• _Do this_
In the material below, list every line carrying the string "Disagree".

(Lines of data)
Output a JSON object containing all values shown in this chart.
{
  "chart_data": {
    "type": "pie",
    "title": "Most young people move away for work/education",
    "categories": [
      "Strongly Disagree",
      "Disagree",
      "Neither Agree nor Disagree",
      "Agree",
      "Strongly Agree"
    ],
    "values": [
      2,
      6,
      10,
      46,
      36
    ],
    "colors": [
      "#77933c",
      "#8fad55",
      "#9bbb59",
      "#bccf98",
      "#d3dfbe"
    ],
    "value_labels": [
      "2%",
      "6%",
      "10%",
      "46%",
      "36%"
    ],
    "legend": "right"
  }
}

• _Exercise response_
      "Strongly Disagree",
      "Disagree",
      "Neither Agree nor Disagree",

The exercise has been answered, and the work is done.